Written task
Copy each line below in which the string "houses" occurs.

Material supplied
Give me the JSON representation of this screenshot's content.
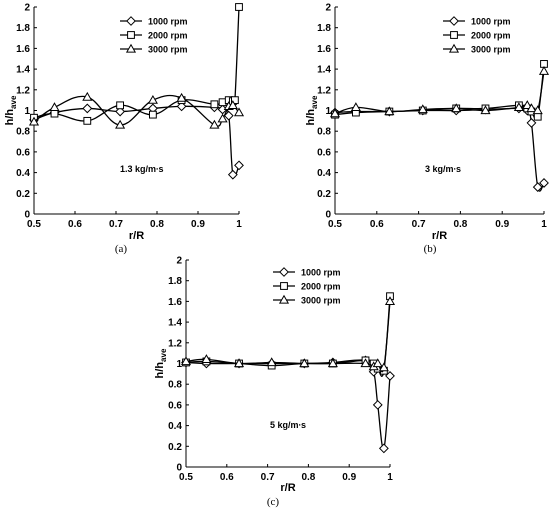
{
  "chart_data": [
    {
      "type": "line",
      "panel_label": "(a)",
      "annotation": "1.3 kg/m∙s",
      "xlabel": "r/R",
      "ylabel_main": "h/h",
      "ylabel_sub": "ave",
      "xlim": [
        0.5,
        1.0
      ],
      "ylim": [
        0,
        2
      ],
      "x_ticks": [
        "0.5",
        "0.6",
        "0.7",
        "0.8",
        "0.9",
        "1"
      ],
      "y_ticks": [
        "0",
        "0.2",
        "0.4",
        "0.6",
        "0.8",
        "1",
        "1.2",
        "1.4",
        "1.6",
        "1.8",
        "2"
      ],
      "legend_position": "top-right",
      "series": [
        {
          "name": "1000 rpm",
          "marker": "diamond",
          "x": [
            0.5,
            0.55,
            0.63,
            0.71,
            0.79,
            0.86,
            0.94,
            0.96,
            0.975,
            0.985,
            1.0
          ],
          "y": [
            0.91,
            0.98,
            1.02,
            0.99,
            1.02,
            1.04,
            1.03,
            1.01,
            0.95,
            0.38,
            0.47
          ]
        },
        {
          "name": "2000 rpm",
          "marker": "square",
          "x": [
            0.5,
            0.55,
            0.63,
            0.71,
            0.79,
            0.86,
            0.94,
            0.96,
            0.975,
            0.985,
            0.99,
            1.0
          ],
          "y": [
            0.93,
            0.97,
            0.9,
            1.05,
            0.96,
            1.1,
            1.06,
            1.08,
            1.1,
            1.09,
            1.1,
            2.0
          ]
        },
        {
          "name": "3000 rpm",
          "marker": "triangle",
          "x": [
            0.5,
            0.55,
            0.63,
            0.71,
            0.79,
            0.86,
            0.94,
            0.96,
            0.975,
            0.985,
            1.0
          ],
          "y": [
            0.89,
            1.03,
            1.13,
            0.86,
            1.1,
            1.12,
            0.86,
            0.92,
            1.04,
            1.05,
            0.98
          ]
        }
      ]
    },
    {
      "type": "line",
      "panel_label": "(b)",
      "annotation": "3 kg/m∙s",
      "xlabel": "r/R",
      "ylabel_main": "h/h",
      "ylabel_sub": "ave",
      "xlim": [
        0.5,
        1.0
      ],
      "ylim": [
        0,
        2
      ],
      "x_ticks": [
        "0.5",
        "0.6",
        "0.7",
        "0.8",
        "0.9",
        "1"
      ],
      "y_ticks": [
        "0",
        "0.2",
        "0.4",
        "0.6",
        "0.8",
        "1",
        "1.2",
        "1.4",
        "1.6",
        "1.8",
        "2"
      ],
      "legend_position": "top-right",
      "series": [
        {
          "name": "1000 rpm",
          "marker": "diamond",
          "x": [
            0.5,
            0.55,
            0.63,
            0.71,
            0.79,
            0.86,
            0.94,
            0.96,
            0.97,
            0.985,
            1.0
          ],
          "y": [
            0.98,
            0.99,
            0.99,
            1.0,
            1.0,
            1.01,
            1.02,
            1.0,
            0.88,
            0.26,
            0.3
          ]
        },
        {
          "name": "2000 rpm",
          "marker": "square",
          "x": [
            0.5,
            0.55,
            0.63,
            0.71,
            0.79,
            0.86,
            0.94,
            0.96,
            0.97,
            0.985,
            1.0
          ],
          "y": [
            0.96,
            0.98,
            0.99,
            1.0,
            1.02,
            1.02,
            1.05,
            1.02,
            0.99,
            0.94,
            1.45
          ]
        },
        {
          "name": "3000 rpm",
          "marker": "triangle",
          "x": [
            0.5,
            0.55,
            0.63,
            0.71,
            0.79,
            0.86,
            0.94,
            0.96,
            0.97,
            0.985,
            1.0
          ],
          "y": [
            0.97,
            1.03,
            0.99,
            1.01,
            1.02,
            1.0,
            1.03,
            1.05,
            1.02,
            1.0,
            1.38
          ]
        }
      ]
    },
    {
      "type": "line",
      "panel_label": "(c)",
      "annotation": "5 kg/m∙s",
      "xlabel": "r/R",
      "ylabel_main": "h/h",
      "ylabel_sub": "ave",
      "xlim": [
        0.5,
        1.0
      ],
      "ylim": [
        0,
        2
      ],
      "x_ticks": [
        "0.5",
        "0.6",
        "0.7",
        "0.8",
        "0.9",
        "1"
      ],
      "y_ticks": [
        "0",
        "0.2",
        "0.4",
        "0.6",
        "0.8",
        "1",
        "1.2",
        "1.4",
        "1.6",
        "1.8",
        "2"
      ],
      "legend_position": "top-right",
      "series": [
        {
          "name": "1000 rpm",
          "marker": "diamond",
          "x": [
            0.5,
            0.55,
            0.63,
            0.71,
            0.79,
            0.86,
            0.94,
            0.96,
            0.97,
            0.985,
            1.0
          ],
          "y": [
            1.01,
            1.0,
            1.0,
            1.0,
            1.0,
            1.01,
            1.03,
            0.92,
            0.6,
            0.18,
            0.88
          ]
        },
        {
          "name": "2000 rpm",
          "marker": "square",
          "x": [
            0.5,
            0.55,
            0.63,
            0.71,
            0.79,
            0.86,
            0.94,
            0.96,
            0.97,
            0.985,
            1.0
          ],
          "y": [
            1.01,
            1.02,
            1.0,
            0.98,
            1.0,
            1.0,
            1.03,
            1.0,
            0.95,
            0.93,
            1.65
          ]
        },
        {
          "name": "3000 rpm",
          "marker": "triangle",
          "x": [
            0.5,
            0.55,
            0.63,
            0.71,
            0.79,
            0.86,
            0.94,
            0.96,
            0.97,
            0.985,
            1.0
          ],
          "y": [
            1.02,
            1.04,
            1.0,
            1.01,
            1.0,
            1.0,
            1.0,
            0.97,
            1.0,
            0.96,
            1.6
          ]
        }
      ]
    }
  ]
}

---

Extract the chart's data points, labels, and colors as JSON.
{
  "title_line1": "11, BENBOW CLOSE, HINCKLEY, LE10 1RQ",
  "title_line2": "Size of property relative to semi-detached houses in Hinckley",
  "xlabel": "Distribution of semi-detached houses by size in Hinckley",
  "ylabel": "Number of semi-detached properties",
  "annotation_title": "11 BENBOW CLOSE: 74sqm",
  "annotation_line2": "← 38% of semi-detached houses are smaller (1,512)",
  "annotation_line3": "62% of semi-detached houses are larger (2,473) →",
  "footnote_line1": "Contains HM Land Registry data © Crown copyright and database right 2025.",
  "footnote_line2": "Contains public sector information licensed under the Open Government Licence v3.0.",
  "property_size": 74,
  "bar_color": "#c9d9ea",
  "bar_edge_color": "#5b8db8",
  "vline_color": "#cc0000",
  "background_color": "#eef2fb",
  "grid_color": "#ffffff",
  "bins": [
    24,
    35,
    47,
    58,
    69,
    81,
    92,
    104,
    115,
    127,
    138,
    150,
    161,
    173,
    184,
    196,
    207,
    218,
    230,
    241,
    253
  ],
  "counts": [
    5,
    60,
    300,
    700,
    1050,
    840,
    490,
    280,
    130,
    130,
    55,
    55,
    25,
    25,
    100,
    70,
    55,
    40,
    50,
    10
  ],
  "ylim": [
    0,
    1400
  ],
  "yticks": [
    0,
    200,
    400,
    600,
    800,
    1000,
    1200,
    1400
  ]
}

Written answer
  "title_line2": "Size of property relative to semi-detached houses in Hinckley",
  "xlabel": "Distribution of semi-detached houses by size in Hinckley",
  "annotation_line2": "← 38% of semi-detached houses are smaller (1,512)",
  "annotation_line3": "62% of semi-detached houses are larger (2,473) →",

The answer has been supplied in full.